[Figure collection entries]
■ ■ ■ ■ ■
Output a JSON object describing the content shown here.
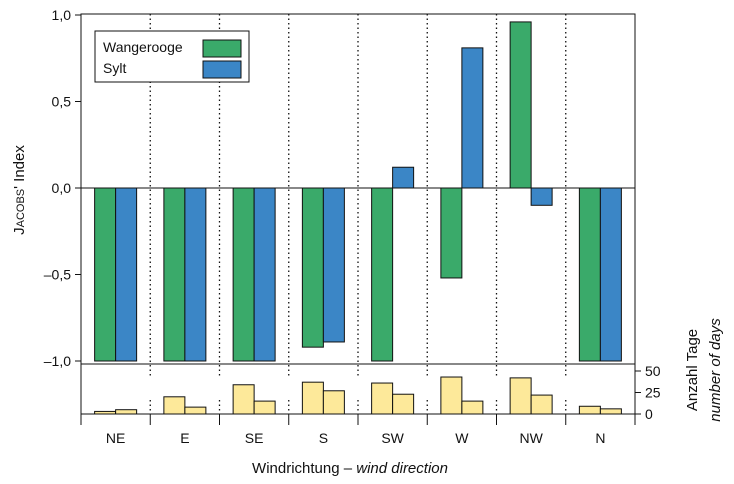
{
  "chart_data": [
    {
      "type": "bar",
      "categories": [
        "NE",
        "E",
        "SE",
        "S",
        "SW",
        "W",
        "NW",
        "N"
      ],
      "series": [
        {
          "name": "Wangerooge",
          "values": [
            -1.0,
            -1.0,
            -1.0,
            -0.92,
            -1.0,
            -0.52,
            0.96,
            -1.0
          ]
        },
        {
          "name": "Sylt",
          "values": [
            -1.0,
            -1.0,
            -1.0,
            -0.89,
            0.12,
            0.81,
            -0.1,
            -1.0
          ]
        }
      ],
      "ylabel_main": "Jacobs' Index",
      "y_ticks": [
        "1,0",
        "0,5",
        "0,0",
        "–0,5",
        "–1,0"
      ],
      "y_tick_values": [
        1.0,
        0.5,
        0.0,
        -0.5,
        -1.0
      ],
      "ylim": [
        -1.1,
        1.0
      ]
    },
    {
      "type": "bar",
      "categories": [
        "NE",
        "E",
        "SE",
        "S",
        "SW",
        "W",
        "NW",
        "N"
      ],
      "series": [
        {
          "name": "Wangerooge",
          "values": [
            3,
            20,
            34,
            37,
            36,
            43,
            42,
            9
          ]
        },
        {
          "name": "Sylt",
          "values": [
            5,
            8,
            15,
            27,
            23,
            15,
            22,
            6
          ]
        }
      ],
      "ylabel_line1": "Anzahl Tage",
      "ylabel_line2": "number of days",
      "y_ticks": [
        "50",
        "25",
        "0"
      ],
      "y_tick_values": [
        50,
        25,
        0
      ],
      "ylim": [
        0,
        58
      ]
    }
  ],
  "xlabel_main": "Windrichtung – ",
  "xlabel_italic": "wind direction",
  "legend": {
    "position": "top-left",
    "items": [
      {
        "label": "Wangerooge",
        "color": "#3aaa6a"
      },
      {
        "label": "Sylt",
        "color": "#3b86c6"
      }
    ]
  },
  "colors": {
    "days_bar": "#fde99a",
    "text": "#111111"
  }
}
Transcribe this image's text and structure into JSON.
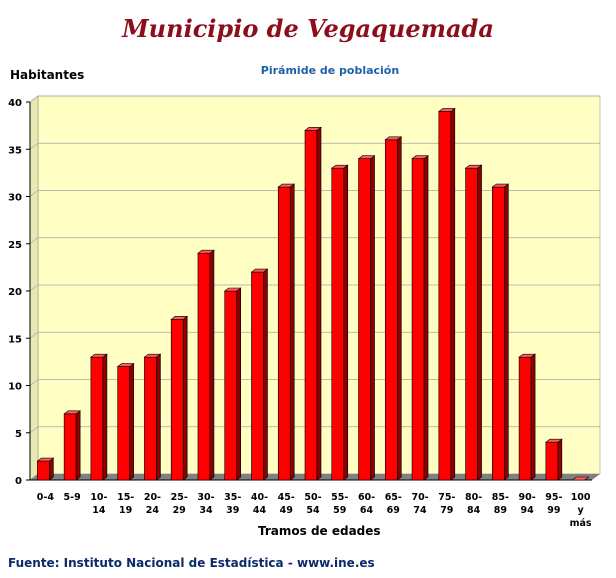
{
  "header": {
    "title": "Municipio de Vegaquemada",
    "footer_source": "Fuente: Instituto Nacional de Estadística - www.ine.es"
  },
  "colors": {
    "bar_front": "#ff0000",
    "bar_side": "#8b0000",
    "bar_top": "#ff5a5a",
    "plot_back": "#ffffc4",
    "floor": "#808080",
    "title": "#8b0e1a"
  },
  "chart_data": {
    "type": "bar",
    "title": "Pirámide de población",
    "ylabel": "Habitantes",
    "xlabel": "Tramos de edades",
    "ylim": [
      0,
      40
    ],
    "yticks": [
      0,
      5,
      10,
      15,
      20,
      25,
      30,
      35,
      40
    ],
    "grid": true,
    "categories": [
      "0-4",
      "5-9",
      "10-14",
      "15-19",
      "20-24",
      "25-29",
      "30-34",
      "35-39",
      "40-44",
      "45-49",
      "50-54",
      "55-59",
      "60-64",
      "65-69",
      "70-74",
      "75-79",
      "80-84",
      "85-89",
      "90-94",
      "95-99",
      "100 y más"
    ],
    "values": [
      2,
      7,
      13,
      12,
      13,
      17,
      24,
      20,
      22,
      31,
      37,
      33,
      34,
      36,
      34,
      39,
      33,
      31,
      13,
      4,
      0
    ]
  }
}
■ ■ ■ ■ ■
Pictures in the records must not appear in the copy; transcribe everything else precisely.

Output a JSON object describing the content shown here.
{
  "chart_data": [
    {
      "type": "bar",
      "categories": [
        "NE",
        "E",
        "SE",
        "S",
        "SW",
        "W",
        "NW",
        "N"
      ],
      "series": [
        {
          "name": "Wangerooge",
          "values": [
            -1.0,
            -1.0,
            -1.0,
            -0.92,
            -1.0,
            -0.52,
            0.96,
            -1.0
          ]
        },
        {
          "name": "Sylt",
          "values": [
            -1.0,
            -1.0,
            -1.0,
            -0.89,
            0.12,
            0.81,
            -0.1,
            -1.0
          ]
        }
      ],
      "ylabel_main": "Jacobs' Index",
      "y_ticks": [
        "1,0",
        "0,5",
        "0,0",
        "–0,5",
        "–1,0"
      ],
      "y_tick_values": [
        1.0,
        0.5,
        0.0,
        -0.5,
        -1.0
      ],
      "ylim": [
        -1.1,
        1.0
      ]
    },
    {
      "type": "bar",
      "categories": [
        "NE",
        "E",
        "SE",
        "S",
        "SW",
        "W",
        "NW",
        "N"
      ],
      "series": [
        {
          "name": "Wangerooge",
          "values": [
            3,
            20,
            34,
            37,
            36,
            43,
            42,
            9
          ]
        },
        {
          "name": "Sylt",
          "values": [
            5,
            8,
            15,
            27,
            23,
            15,
            22,
            6
          ]
        }
      ],
      "ylabel_line1": "Anzahl Tage",
      "ylabel_line2": "number of days",
      "y_ticks": [
        "50",
        "25",
        "0"
      ],
      "y_tick_values": [
        50,
        25,
        0
      ],
      "ylim": [
        0,
        58
      ]
    }
  ],
  "xlabel_main": "Windrichtung – ",
  "xlabel_italic": "wind direction",
  "legend": {
    "position": "top-left",
    "items": [
      {
        "label": "Wangerooge",
        "color": "#3aaa6a"
      },
      {
        "label": "Sylt",
        "color": "#3b86c6"
      }
    ]
  },
  "colors": {
    "days_bar": "#fde99a",
    "text": "#111111"
  }
}
Transcribe this image's text and structure into JSON.
{
  "header": {
    "title": "Municipio de Vegaquemada",
    "footer_source": "Fuente: Instituto Nacional de Estadística - www.ine.es"
  },
  "colors": {
    "bar_front": "#ff0000",
    "bar_side": "#8b0000",
    "bar_top": "#ff5a5a",
    "plot_back": "#ffffc4",
    "floor": "#808080",
    "title": "#8b0e1a"
  },
  "chart_data": {
    "type": "bar",
    "title": "Pirámide de población",
    "ylabel": "Habitantes",
    "xlabel": "Tramos de edades",
    "ylim": [
      0,
      40
    ],
    "yticks": [
      0,
      5,
      10,
      15,
      20,
      25,
      30,
      35,
      40
    ],
    "grid": true,
    "categories": [
      "0-4",
      "5-9",
      "10-14",
      "15-19",
      "20-24",
      "25-29",
      "30-34",
      "35-39",
      "40-44",
      "45-49",
      "50-54",
      "55-59",
      "60-64",
      "65-69",
      "70-74",
      "75-79",
      "80-84",
      "85-89",
      "90-94",
      "95-99",
      "100 y más"
    ],
    "values": [
      2,
      7,
      13,
      12,
      13,
      17,
      24,
      20,
      22,
      31,
      37,
      33,
      34,
      36,
      34,
      39,
      33,
      31,
      13,
      4,
      0
    ]
  }
}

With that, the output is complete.